→ **SOURCE PASSAGE**

________________________

50 killed in Yemen fighting

More than 50 people were killed in Yemen in the past two days in fighting pitting an Arab coalition against Houthi fighters backed by troops loyal to former president Ali Abdullah Saleh, medical sources and residents said.

In Taiz, medical sources told Reuters 29 people including eight civilians were killed in clashes in Yemen's third largest city, where relief workers have said fighting has blocked food supplies and left thousands of people in extreme hunger.

About 30 people were killed in fighting in Damt district in Dhalea governorate in the south, residents said.

At least 5,600 people have been killed in seven months of war in Yemen, the poorest country on the Arabian Peninsula, and the United Nations says the humanitarian situation, exacerbated by the Arab coalition's blockade of Yemeni ports, grows worse every day.

The conflict pits the Iran-allied Houthis and army units loyal to Saleh against armed groups who support exiled President Abd-Rabbu Mansour Hadi alongside a Saudi-led Arab coalition.

The coalition is fighting to restore Hadi to power following the Houthis' seizure of control of much of Yemen in late 2014 and early 2015, and reverse what it sees as an expansion of influence by Iran, the regional rival of Riyadh.

Residents and officials said that pro-Hadi forces seized of two strategic entrepots to the city of Damt on Sunday after being air dropped weapons by coalition warplanes, solidifying their control over southern Yemen.

Peace efforts have made only limited progress.

All major combatants have publicly agreed to implement UN Security Council Resolution 2216, which calls on Houthi and Saleh forces to withdraw from the country's main cities and surrender arms captured from Yemeni government forces.

But while Hadi and the coalition have previously demanded that this happen before talks begin, the Houthis and Saleh want talks to address the mechanism for implementing Resolution 2216.

________________________

→ **DATA PROVIDED**
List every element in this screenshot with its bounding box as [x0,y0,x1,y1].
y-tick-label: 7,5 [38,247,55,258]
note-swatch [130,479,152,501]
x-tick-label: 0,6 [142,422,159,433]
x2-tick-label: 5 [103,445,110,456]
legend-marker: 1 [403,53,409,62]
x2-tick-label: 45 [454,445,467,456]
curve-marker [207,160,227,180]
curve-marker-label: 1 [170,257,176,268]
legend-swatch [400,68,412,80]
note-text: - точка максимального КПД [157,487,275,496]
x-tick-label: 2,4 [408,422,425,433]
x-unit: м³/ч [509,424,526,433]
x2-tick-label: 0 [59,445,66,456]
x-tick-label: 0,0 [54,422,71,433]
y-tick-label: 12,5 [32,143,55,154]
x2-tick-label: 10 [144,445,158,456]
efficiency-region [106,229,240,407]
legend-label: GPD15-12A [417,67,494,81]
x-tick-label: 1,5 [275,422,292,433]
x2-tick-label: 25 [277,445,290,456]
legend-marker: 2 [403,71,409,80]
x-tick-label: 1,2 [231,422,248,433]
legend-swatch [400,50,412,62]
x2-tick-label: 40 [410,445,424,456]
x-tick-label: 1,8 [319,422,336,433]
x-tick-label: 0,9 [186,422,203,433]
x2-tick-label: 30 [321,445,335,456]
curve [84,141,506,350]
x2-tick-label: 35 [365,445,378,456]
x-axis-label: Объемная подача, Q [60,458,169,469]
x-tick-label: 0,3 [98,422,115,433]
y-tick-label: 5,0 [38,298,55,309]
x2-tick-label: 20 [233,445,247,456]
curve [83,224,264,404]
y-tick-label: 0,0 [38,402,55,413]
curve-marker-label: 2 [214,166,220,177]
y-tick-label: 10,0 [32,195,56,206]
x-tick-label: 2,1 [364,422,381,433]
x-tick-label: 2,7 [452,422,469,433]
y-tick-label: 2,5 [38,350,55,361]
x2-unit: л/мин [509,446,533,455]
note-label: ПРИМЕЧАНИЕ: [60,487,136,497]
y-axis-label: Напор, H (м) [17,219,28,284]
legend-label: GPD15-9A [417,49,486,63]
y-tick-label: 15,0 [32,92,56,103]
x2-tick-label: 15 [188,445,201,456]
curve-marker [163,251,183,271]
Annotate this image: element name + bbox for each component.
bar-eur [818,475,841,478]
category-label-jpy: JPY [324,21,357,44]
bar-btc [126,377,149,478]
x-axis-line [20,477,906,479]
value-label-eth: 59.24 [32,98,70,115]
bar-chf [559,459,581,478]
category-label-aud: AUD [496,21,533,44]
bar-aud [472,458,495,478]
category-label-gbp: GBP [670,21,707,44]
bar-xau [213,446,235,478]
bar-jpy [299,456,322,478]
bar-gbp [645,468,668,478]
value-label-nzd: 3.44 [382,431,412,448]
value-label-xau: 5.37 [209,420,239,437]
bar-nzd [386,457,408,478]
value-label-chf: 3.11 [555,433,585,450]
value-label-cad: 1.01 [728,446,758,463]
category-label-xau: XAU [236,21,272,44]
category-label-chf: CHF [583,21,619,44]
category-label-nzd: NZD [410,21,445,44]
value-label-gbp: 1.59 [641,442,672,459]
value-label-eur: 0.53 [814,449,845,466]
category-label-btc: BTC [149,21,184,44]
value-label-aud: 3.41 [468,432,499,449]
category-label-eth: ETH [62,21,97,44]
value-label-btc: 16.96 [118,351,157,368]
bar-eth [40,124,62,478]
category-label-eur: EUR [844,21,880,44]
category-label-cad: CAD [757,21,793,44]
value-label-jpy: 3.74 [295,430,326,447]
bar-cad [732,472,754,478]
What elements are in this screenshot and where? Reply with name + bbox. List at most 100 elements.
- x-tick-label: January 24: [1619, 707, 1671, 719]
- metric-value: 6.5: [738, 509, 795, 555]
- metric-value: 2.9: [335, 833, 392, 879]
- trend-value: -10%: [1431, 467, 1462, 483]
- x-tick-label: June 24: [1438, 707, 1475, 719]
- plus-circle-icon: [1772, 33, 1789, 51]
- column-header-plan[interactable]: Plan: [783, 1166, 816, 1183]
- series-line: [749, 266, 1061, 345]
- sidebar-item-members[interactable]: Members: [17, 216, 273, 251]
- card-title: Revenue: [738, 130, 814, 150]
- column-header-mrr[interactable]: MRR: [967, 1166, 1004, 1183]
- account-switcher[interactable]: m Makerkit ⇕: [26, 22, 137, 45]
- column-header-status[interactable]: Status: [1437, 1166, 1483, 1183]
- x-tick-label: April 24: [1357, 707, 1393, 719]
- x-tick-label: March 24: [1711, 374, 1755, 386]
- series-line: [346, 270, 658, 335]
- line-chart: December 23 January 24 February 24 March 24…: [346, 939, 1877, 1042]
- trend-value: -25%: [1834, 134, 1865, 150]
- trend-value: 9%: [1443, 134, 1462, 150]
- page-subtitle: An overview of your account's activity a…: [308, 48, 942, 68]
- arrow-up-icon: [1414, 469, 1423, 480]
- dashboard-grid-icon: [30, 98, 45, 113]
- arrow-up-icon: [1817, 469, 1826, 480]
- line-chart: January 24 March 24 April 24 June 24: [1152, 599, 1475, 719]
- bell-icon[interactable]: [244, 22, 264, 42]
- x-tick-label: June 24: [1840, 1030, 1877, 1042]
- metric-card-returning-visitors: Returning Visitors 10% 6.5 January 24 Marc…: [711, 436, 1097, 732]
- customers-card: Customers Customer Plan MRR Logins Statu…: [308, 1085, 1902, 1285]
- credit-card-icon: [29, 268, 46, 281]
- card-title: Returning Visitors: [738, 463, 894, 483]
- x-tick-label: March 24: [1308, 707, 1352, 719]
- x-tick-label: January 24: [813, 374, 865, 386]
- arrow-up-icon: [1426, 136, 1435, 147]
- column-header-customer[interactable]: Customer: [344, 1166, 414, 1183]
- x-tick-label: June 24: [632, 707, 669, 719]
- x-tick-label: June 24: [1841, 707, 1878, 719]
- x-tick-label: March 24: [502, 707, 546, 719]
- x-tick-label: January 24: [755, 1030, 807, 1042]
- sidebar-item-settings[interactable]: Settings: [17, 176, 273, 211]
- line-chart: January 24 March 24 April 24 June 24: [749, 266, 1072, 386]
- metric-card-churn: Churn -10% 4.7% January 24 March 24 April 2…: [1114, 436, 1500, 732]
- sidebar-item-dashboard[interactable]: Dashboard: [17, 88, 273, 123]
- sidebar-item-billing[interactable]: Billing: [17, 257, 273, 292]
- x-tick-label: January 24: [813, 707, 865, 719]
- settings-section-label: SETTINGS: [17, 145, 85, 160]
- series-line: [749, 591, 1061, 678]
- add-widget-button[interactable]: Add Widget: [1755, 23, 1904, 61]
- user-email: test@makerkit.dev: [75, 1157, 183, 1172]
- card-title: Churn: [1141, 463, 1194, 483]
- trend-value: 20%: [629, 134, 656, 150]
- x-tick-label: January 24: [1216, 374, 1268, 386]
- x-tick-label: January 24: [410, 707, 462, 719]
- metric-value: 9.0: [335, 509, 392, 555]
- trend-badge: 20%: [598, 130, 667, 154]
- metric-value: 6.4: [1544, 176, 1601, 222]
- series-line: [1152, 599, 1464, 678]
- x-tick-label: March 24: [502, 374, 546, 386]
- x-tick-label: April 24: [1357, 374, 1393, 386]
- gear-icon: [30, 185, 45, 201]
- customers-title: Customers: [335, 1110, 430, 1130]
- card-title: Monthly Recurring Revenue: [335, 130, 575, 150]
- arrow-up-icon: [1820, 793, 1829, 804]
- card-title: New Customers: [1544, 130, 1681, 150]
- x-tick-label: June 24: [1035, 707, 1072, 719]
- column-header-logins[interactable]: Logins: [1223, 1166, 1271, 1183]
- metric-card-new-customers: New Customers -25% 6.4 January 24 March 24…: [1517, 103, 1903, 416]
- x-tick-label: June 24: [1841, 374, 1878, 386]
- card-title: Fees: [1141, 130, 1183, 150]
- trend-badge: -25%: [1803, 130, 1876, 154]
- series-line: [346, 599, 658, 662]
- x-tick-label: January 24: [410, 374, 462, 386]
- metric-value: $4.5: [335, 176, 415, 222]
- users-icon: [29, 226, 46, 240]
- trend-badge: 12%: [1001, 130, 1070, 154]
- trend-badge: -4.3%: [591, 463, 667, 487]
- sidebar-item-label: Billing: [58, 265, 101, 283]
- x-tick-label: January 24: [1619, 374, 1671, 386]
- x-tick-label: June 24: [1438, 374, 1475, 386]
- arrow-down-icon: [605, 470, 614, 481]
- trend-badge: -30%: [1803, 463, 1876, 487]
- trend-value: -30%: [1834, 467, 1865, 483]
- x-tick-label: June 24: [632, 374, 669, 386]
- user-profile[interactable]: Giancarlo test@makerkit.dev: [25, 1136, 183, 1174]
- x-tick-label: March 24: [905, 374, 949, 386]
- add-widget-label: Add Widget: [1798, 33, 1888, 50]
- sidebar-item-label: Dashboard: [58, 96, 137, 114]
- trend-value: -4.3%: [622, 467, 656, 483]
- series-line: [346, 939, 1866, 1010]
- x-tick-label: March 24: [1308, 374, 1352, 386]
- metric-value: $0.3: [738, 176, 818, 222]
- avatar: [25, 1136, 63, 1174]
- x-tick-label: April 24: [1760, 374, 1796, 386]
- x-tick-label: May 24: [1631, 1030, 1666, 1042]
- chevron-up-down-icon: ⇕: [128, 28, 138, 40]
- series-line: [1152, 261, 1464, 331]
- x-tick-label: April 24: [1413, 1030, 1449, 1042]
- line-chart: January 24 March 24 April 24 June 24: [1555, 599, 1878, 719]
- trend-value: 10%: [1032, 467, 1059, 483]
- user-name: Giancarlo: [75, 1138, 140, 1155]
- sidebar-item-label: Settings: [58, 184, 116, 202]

________________________

→ **WHAT YOU NEED TO DO**
[A] According to the Yemen article, how many people have been killed in seven months of war in Yemen?
[B] Return the passage of the Yemen article from "The coalition is" up to and including "rival of Riyadh.".
[C] Decide whether each statement agrees with the Yemen article, answering yes or no and quoting the words of the article that decide it.
(i) The clashes in Taiz killed 29 people, eight of whom were civilians.
(ii) The Houthis are allied with Saudi Arabia.
(iii) Damt district lies in northern Yemen.

→ **PER-TASK OUTPUTS**
[A] At least 5,600 people.

[B]
The coalition is fighting to restore Hadi to power following the Houthis' seizure of control of much of Yemen in late 2014 and early 2015, and reverse what it sees as an expansion of influence by Iran, the regional rival of Riyadh.

[C]
(i) Yes: "29 people including eight civilians were killed in clashes in Yemen's third largest city"
(ii) No: "the Iran-allied Houthis"
(iii) No: "Damt district in Dhalea governorate in the south"